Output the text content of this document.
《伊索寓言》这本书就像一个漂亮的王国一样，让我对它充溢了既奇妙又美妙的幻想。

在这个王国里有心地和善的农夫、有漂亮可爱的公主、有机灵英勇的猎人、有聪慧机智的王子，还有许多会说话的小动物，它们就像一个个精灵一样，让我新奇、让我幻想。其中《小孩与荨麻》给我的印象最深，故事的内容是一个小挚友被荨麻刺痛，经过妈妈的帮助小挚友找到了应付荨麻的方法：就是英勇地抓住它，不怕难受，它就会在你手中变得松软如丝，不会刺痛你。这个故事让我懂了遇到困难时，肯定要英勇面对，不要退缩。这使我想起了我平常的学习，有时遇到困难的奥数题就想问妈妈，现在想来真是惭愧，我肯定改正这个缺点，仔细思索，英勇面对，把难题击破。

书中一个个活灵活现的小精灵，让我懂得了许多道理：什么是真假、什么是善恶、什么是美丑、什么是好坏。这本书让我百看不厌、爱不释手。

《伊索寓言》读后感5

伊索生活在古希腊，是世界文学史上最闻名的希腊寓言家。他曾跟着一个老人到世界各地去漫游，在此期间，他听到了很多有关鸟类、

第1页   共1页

_Task directions_:
Extract the listing in its entirety, matching it exactly.

_Answer to this problem_:
Output the text content of this document.
《伊索寓言》这本书就像一个漂亮的王国一样，让我对它充溢了既奇妙又美妙的幻想。

在这个王国里有心地和善的农夫、有漂亮可爱的公主、有机灵英勇的猎人、有聪慧机智的王子，还有许多会说话的小动物，它们就像一个个精灵一样，让我新奇、让我幻想。其中《小孩与荨麻》给我的印象最深，故事的内容是一个小挚友被荨麻刺痛，经过妈妈的帮助小挚友找到了应付荨麻的方法：就是英勇地抓住它，不怕难受，它就会在你手中变得松软如丝，不会刺痛你。这个故事让我懂了遇到困难时，肯定要英勇面对，不要退缩。这使我想起了我平常的学习，有时遇到困难的奥数题就想问妈妈，现在想来真是惭愧，我肯定改正这个缺点，仔细思索，英勇面对，把难题击破。

书中一个个活灵活现的小精灵，让我懂得了许多道理：什么是真假、什么是善恶、什么是美丑、什么是好坏。这本书让我百看不厌、爱不释手。

《伊索寓言》读后感5

伊索生活在古希腊，是世界文学史上最闻名的希腊寓言家。他曾跟着一个老人到世界各地去漫游，在此期间，他听到了很多有关鸟类、

第1页   共1页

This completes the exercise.